* begin RECORD EXTRACTS *

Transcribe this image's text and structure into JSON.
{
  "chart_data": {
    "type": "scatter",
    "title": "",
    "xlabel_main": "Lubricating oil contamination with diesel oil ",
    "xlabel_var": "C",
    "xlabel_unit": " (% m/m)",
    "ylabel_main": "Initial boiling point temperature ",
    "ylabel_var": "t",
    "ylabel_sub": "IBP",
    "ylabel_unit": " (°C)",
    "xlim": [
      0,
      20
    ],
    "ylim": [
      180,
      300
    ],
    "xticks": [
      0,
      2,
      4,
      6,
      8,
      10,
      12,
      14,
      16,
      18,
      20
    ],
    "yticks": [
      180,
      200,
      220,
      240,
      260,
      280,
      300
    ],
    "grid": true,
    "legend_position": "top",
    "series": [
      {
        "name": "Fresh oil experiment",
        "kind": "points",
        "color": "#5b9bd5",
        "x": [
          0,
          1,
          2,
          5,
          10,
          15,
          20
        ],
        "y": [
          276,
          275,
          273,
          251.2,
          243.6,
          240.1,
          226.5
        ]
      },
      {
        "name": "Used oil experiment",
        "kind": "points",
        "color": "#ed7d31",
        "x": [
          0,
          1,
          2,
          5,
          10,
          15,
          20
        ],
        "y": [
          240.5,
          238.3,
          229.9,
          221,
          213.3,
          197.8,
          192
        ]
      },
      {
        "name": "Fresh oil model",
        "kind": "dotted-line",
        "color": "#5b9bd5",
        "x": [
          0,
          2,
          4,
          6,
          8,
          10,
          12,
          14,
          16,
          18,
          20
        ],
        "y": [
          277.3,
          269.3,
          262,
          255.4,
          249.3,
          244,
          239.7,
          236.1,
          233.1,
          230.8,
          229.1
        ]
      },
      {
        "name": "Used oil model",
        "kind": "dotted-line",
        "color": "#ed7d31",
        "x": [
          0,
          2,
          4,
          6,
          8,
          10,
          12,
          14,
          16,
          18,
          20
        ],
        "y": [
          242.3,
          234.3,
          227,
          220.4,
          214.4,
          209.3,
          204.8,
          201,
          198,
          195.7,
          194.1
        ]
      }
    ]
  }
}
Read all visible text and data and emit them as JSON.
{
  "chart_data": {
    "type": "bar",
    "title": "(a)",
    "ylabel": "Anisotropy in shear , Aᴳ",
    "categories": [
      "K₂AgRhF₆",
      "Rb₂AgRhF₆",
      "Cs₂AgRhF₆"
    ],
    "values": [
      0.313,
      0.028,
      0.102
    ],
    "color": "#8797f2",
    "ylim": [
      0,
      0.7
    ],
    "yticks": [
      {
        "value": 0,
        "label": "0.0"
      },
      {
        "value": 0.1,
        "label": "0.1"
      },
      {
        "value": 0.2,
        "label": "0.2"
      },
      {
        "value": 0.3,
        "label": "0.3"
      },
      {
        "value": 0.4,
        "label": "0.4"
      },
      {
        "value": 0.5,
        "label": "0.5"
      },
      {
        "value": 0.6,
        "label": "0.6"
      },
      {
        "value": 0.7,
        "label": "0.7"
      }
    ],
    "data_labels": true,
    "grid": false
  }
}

* end RECORD EXTRACTS *

→ **WRITTEN TASK**: All of the material above needs to be retyped word for word.

→ **RESPONSE**:
Transcribe this image's text and structure into JSON.
{
  "chart_data": {
    "type": "scatter",
    "title": "",
    "xlabel_main": "Lubricating oil contamination with diesel oil ",
    "xlabel_var": "C",
    "xlabel_unit": " (% m/m)",
    "ylabel_main": "Initial boiling point temperature ",
    "ylabel_var": "t",
    "ylabel_sub": "IBP",
    "ylabel_unit": " (°C)",
    "xlim": [
      0,
      20
    ],
    "ylim": [
      180,
      300
    ],
    "xticks": [
      0,
      2,
      4,
      6,
      8,
      10,
      12,
      14,
      16,
      18,
      20
    ],
    "yticks": [
      180,
      200,
      220,
      240,
      260,
      280,
      300
    ],
    "grid": true,
    "legend_position": "top",
    "series": [
      {
        "name": "Fresh oil experiment",
        "kind": "points",
        "color": "#5b9bd5",
        "x": [
          0,
          1,
          2,
          5,
          10,
          15,
          20
        ],
        "y": [
          276,
          275,
          273,
          251.2,
          243.6,
          240.1,
          226.5
        ]
      },
      {
        "name": "Used oil experiment",
        "kind": "points",
        "color": "#ed7d31",
        "x": [
          0,
          1,
          2,
          5,
          10,
          15,
          20
        ],
        "y": [
          240.5,
          238.3,
          229.9,
          221,
          213.3,
          197.8,
          192
        ]
      },
      {
        "name": "Fresh oil model",
        "kind": "dotted-line",
        "color": "#5b9bd5",
        "x": [
          0,
          2,
          4,
          6,
          8,
          10,
          12,
          14,
          16,
          18,
          20
        ],
        "y": [
          277.3,
          269.3,
          262,
          255.4,
          249.3,
          244,
          239.7,
          236.1,
          233.1,
          230.8,
          229.1
        ]
      },
      {
        "name": "Used oil model",
        "kind": "dotted-line",
        "color": "#ed7d31",
        "x": [
          0,
          2,
          4,
          6,
          8,
          10,
          12,
          14,
          16,
          18,
          20
        ],
        "y": [
          242.3,
          234.3,
          227,
          220.4,
          214.4,
          209.3,
          204.8,
          201,
          198,
          195.7,
          194.1
        ]
      }
    ]
  }
}
Read all visible text and data and emit them as JSON.
{
  "chart_data": {
    "type": "bar",
    "title": "(a)",
    "ylabel": "Anisotropy in shear , Aᴳ",
    "categories": [
      "K₂AgRhF₆",
      "Rb₂AgRhF₆",
      "Cs₂AgRhF₆"
    ],
    "values": [
      0.313,
      0.028,
      0.102
    ],
    "color": "#8797f2",
    "ylim": [
      0,
      0.7
    ],
    "yticks": [
      {
        "value": 0,
        "label": "0.0"
      },
      {
        "value": 0.1,
        "label": "0.1"
      },
      {
        "value": 0.2,
        "label": "0.2"
      },
      {
        "value": 0.3,
        "label": "0.3"
      },
      {
        "value": 0.4,
        "label": "0.4"
      },
      {
        "value": 0.5,
        "label": "0.5"
      },
      {
        "value": 0.6,
        "label": "0.6"
      },
      {
        "value": 0.7,
        "label": "0.7"
      }
    ],
    "data_labels": true,
    "grid": false
  }
}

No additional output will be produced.